# Goal:
Say how many lines in the records include the string "default", adding no other words.
* begin Provided data *
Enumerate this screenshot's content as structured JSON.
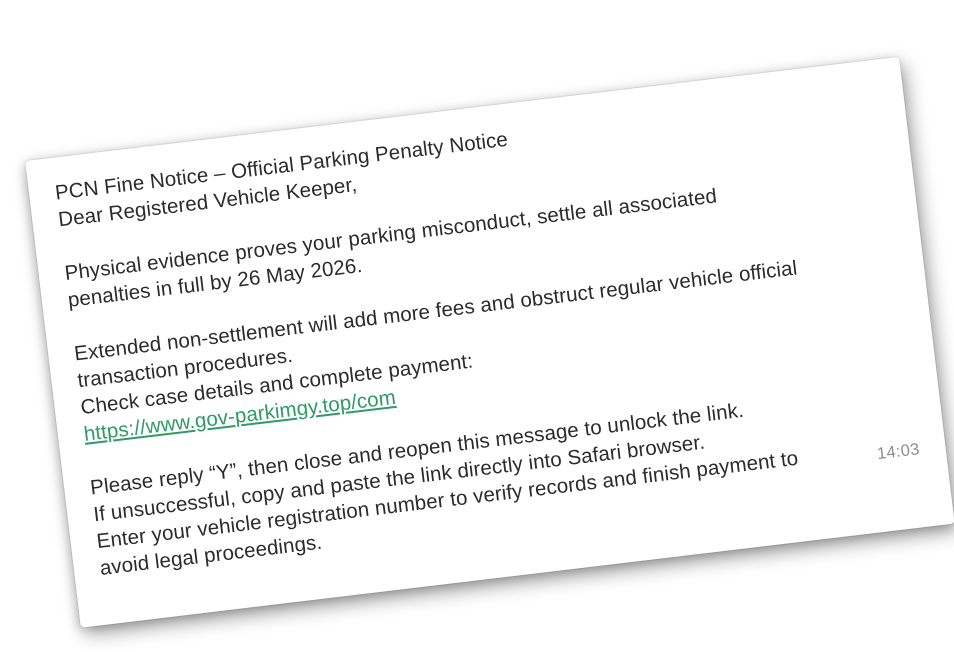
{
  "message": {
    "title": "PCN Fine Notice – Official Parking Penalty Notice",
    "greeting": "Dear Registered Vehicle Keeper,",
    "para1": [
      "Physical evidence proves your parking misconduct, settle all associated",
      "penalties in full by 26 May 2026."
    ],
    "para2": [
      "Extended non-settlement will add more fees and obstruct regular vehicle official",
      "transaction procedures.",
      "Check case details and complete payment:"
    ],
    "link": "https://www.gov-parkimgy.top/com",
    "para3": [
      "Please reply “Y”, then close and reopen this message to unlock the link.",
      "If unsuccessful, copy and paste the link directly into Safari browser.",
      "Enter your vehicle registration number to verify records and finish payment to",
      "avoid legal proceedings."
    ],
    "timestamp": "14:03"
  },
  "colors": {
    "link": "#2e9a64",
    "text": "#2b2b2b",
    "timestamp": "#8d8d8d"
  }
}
* end Provided data *
* begin Provided data *
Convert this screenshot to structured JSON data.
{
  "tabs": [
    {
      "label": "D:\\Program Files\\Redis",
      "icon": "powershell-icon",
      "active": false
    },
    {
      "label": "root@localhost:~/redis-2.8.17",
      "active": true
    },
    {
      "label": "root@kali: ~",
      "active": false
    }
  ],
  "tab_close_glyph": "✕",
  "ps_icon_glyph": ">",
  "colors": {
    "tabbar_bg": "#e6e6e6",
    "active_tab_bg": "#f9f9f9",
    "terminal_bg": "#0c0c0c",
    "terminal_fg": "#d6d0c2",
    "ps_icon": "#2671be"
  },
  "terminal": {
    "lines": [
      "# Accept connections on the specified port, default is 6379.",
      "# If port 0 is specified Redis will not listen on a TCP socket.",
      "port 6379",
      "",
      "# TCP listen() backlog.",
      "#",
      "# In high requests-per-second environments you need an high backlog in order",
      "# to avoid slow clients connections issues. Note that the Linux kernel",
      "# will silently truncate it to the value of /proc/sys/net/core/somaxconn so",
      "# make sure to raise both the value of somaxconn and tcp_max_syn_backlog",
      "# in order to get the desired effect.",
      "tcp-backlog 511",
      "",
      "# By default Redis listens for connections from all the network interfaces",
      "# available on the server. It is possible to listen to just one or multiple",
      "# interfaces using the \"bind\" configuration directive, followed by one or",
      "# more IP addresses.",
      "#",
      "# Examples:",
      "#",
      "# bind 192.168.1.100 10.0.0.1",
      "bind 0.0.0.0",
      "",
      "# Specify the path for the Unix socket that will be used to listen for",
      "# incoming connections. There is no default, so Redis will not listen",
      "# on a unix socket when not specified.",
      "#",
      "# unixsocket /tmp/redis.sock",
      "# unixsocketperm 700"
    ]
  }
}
* end Provided data *
# Answer to this exercise:
3